WORK INSTRUCTIONS » Using the records provided below, locate and copy each line that contains the word "постановлению".

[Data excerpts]
_ _ _ _ _

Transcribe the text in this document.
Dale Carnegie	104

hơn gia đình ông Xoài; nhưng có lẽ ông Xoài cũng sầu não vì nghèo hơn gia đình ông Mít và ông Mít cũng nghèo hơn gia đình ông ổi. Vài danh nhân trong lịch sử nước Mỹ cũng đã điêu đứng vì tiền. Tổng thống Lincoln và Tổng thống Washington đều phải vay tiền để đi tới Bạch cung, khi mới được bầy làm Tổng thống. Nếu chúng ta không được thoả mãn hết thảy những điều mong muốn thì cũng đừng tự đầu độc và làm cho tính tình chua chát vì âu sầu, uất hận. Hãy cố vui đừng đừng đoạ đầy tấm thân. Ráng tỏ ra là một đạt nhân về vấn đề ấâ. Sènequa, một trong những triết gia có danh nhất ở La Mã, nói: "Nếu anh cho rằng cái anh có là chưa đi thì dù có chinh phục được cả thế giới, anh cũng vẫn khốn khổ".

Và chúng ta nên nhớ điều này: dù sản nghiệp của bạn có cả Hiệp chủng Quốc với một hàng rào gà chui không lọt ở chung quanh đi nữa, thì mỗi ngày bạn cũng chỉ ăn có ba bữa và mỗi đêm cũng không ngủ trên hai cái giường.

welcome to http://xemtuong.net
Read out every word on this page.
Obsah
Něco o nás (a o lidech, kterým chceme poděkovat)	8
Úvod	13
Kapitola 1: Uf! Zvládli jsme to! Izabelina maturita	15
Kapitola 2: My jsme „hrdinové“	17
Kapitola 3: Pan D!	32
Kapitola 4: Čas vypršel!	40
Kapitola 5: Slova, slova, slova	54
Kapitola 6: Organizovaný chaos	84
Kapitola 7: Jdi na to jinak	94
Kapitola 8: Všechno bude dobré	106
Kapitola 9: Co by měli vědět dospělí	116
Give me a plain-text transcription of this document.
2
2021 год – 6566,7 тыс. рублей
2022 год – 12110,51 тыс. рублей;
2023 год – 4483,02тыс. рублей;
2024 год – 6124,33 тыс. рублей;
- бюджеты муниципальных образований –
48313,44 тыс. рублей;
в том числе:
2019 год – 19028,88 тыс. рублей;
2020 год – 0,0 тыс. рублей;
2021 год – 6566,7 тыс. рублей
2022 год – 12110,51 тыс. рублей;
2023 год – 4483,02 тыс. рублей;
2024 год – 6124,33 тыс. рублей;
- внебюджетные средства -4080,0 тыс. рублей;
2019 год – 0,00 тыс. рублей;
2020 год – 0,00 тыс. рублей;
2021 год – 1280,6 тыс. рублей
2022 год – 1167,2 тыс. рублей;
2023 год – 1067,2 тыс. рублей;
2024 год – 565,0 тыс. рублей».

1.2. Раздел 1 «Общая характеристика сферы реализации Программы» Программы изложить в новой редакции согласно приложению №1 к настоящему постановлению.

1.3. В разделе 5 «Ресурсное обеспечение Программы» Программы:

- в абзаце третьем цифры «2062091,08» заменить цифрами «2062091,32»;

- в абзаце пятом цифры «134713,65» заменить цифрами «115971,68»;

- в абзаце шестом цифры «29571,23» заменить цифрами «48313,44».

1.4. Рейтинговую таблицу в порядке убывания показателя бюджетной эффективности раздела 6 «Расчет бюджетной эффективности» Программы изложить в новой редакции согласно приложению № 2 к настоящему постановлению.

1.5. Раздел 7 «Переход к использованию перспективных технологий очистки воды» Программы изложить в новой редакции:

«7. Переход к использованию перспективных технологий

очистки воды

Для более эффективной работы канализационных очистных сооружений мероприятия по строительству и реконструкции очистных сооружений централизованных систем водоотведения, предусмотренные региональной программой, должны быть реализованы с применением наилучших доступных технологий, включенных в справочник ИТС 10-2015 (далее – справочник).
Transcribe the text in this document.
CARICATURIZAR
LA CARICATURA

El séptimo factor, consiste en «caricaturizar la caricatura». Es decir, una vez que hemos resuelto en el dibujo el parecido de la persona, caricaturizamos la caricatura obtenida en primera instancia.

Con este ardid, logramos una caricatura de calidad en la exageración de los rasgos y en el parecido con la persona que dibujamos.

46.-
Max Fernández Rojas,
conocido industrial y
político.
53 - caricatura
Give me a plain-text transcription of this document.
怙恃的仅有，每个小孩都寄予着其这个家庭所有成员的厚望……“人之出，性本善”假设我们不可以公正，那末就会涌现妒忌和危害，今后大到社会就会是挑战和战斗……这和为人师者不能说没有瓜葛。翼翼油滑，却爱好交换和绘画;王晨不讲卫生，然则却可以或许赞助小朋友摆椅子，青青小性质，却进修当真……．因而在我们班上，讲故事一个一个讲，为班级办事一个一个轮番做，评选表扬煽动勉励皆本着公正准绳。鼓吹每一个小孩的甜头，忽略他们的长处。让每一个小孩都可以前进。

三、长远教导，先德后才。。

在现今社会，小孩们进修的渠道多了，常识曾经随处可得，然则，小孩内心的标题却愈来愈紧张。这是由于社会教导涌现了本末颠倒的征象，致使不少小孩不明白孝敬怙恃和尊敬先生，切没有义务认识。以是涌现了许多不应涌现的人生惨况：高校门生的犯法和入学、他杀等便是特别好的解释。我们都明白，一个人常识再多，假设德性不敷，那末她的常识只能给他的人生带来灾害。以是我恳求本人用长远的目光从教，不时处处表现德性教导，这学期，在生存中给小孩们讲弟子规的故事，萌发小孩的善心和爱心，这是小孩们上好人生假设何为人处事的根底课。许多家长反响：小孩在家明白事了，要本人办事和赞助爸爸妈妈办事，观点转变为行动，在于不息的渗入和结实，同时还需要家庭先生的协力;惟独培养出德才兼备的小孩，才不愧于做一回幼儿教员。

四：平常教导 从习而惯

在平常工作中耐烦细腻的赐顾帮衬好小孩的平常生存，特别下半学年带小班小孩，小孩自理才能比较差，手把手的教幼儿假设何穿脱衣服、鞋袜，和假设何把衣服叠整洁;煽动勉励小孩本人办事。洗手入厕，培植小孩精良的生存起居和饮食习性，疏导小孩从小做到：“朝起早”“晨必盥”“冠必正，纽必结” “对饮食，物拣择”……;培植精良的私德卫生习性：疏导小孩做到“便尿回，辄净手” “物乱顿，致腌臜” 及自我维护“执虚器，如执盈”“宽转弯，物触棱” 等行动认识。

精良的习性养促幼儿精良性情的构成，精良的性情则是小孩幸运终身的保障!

_ _ _ _ _

FULL OUTPUT »
1.2. Раздел 1 «Общая характеристика сферы реализации Программы» Программы изложить в новой редакции согласно приложению №1 к настоящему постановлению.
1.4. Рейтинговую таблицу в порядке убывания показателя бюджетной эффективности раздела 6 «Расчет бюджетной эффективности» Программы изложить в новой редакции согласно приложению № 2 к настоящему постановлению.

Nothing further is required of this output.